WORK REQUIRED:
Identify the lines that include the word "утилизации", then copy all of them.

(Dataset records)
········

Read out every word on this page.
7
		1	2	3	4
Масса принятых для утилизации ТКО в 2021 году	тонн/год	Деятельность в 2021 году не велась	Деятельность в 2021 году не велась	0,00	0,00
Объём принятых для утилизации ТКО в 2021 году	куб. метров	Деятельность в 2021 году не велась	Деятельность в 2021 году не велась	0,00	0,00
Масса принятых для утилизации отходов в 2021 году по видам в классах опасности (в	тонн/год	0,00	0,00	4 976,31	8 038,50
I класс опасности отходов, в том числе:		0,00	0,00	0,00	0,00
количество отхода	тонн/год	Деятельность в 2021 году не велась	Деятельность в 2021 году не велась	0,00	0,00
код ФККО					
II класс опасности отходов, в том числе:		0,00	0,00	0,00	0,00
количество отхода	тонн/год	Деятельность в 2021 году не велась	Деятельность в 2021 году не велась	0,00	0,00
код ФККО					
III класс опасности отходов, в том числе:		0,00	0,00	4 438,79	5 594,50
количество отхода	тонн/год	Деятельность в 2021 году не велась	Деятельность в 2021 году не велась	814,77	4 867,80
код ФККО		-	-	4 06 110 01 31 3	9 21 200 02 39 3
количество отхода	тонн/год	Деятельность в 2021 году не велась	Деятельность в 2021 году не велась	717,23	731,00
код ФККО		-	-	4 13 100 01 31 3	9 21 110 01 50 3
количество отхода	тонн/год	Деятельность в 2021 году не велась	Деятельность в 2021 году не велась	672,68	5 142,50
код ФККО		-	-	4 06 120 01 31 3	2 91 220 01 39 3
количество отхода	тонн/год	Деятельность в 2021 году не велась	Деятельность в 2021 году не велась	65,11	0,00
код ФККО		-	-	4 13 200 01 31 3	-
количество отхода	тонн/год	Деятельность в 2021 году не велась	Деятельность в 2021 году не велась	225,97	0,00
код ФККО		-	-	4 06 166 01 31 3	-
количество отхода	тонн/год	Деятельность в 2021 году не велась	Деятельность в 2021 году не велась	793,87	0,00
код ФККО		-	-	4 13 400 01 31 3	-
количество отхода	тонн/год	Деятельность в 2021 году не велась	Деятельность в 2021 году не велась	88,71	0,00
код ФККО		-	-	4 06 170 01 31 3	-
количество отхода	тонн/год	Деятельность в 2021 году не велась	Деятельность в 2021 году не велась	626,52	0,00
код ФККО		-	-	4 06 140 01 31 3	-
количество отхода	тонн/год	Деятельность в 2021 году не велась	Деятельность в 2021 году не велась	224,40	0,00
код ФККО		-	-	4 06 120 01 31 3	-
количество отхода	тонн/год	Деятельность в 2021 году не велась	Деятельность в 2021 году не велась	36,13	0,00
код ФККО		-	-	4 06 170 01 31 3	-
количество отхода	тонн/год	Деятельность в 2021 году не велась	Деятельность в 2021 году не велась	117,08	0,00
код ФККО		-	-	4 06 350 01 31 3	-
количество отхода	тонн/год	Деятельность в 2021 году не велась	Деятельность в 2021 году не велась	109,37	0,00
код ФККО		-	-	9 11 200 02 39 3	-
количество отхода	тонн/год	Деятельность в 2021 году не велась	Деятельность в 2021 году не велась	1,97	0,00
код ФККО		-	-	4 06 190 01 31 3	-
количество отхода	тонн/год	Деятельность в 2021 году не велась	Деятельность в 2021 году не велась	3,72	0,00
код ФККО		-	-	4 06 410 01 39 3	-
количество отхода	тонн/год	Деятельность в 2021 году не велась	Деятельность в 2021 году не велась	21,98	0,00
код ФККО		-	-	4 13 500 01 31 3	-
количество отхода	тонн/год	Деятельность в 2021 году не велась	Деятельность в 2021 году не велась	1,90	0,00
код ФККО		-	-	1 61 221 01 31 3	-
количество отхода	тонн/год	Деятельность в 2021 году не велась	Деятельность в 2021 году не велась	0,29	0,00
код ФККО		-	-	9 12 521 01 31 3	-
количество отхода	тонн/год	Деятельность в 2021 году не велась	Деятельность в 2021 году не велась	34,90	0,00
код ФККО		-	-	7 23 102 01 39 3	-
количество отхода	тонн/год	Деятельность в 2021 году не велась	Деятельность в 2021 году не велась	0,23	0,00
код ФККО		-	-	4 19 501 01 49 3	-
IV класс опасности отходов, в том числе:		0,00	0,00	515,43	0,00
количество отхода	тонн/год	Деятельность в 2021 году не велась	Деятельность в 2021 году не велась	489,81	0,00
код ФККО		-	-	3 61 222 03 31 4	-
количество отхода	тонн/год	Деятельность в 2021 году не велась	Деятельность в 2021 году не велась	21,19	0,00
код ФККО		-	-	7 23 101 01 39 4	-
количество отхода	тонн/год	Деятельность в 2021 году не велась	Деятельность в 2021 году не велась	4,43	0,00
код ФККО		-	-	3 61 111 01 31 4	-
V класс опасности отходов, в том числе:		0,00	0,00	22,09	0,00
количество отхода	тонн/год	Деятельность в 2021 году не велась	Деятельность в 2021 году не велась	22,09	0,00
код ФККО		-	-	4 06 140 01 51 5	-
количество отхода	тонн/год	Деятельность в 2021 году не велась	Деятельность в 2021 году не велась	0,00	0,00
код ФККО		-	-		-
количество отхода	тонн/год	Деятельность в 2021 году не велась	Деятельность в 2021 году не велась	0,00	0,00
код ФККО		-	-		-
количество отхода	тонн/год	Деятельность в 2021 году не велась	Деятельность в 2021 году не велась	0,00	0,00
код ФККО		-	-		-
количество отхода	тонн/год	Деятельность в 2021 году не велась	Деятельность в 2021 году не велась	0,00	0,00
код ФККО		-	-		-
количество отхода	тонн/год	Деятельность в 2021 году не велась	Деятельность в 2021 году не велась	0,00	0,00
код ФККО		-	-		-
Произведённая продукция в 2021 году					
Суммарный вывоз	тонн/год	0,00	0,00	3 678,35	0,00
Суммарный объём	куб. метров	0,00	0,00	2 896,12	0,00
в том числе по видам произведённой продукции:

········

PROBLEM SOLUTION:
Масса принятых для утилизации ТКО в 2021 году	тонн/год	Деятельность в 2021 году не велась	Деятельность в 2021 году не велась	0,00	0,00
Объём принятых для утилизации ТКО в 2021 году	куб. метров	Деятельность в 2021 году не велась	Деятельность в 2021 году не велась	0,00	0,00
Масса принятых для утилизации отходов в 2021 году по видам в классах опасности (в	тонн/год	0,00	0,00	4 976,31	8 038,50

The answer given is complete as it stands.